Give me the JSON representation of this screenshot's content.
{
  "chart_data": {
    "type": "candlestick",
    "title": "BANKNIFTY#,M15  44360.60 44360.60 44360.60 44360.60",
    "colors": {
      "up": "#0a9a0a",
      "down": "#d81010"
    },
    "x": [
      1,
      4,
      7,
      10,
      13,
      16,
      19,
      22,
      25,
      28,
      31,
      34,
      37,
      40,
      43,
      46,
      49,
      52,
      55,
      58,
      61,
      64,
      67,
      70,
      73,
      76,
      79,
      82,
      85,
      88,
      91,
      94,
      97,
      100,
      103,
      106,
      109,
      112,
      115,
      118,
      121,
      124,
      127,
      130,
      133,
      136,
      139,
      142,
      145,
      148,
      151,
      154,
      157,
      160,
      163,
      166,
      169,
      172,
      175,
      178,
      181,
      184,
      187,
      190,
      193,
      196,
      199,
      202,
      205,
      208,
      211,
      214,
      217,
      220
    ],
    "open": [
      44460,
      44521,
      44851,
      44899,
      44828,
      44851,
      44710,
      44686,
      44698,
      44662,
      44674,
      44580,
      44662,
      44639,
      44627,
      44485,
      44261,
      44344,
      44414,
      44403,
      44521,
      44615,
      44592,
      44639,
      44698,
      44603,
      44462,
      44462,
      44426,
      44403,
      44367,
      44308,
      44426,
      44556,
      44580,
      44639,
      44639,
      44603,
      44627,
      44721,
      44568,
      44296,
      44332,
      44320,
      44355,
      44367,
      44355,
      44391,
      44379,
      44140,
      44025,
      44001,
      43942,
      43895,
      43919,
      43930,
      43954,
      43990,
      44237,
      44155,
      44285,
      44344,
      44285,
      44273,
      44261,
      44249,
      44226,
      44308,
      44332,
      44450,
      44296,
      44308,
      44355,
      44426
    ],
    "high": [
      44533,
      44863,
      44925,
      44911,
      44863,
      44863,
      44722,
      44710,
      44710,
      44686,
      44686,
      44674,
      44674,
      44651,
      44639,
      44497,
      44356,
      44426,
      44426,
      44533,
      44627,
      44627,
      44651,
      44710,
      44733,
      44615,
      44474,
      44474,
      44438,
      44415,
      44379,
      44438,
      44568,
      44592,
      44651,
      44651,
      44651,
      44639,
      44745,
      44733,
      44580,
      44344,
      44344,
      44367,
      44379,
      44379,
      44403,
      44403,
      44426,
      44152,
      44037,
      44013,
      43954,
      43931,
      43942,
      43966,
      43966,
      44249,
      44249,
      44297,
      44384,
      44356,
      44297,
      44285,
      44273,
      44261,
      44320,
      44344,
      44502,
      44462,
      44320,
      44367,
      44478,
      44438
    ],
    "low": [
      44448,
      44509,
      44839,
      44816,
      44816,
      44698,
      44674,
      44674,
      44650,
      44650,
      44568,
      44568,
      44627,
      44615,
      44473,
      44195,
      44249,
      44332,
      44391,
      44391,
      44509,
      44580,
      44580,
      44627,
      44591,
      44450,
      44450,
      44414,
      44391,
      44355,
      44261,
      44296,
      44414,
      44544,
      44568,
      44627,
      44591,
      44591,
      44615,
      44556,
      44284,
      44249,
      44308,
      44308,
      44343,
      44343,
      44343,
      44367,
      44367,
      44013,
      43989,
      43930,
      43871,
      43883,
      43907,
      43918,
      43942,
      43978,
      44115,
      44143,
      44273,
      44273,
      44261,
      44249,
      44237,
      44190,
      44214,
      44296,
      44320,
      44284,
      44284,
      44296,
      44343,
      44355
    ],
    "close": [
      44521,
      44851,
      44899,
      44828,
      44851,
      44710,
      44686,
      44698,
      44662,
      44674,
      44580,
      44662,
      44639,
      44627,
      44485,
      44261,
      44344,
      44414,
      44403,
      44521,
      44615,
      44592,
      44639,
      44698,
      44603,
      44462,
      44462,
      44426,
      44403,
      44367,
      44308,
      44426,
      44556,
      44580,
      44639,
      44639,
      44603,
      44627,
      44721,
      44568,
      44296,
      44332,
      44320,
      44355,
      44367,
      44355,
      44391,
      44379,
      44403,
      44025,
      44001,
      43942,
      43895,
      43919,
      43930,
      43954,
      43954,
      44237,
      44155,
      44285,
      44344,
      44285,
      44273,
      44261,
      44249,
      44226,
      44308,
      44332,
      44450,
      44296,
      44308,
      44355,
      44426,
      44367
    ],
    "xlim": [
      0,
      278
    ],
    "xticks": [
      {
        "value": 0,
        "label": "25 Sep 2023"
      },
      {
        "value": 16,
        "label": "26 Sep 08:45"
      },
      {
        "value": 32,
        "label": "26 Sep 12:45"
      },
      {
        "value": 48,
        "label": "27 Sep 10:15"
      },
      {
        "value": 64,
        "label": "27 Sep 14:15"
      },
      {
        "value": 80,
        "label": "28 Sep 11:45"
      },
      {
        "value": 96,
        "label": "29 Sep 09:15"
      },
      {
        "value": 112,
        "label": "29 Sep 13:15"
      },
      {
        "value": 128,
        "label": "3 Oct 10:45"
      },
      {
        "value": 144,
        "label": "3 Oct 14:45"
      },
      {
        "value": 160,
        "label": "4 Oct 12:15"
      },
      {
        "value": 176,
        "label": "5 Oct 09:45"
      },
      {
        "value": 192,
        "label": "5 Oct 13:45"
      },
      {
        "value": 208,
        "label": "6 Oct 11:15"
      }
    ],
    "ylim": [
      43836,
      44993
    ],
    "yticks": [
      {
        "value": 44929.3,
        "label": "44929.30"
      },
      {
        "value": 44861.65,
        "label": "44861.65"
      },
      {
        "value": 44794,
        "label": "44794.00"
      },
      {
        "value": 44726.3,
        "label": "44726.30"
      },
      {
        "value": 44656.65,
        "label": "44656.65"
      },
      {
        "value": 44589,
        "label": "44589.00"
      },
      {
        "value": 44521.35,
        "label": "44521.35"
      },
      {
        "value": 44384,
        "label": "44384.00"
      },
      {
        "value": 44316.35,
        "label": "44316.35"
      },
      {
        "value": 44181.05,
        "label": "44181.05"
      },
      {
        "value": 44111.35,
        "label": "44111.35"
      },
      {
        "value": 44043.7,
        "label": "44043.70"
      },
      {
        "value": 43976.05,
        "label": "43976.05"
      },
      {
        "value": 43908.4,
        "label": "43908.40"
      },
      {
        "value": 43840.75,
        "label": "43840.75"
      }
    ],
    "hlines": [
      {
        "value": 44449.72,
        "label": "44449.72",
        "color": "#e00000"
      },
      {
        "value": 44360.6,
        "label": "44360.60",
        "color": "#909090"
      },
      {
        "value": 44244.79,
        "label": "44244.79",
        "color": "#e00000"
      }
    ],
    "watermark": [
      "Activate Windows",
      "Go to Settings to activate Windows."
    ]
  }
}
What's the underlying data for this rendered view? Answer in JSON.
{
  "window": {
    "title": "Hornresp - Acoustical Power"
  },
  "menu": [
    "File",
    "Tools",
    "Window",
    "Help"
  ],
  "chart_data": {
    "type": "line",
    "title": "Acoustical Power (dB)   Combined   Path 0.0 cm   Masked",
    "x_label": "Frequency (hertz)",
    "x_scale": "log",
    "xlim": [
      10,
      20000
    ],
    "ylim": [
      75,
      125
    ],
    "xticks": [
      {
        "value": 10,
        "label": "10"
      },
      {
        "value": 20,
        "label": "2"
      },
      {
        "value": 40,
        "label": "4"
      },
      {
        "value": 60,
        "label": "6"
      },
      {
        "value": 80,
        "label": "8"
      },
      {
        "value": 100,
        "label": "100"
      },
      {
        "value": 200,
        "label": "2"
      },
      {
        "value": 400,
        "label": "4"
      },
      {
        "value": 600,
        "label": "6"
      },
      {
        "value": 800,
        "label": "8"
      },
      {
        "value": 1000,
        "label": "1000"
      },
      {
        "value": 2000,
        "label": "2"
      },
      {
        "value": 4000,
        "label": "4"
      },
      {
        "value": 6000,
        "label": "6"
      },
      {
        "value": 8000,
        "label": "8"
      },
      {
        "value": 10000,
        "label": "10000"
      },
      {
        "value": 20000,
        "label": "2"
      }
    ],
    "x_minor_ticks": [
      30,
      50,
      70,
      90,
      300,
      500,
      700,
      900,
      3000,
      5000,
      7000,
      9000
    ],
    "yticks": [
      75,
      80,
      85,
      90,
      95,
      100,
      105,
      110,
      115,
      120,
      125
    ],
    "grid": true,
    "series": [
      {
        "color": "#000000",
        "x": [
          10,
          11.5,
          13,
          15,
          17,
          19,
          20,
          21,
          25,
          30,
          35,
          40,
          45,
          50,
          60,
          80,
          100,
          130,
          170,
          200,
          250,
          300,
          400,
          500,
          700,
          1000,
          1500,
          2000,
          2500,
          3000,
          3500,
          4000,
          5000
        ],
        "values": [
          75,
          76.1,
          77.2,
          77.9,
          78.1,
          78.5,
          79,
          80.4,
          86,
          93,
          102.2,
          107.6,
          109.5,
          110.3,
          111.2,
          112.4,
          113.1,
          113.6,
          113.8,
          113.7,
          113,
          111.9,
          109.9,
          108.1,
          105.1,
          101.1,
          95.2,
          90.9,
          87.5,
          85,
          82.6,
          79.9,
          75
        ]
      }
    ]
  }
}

■ To do
Identify how many lines in the entries above contain the word "title" and provide only that figure.

■ Task solution
3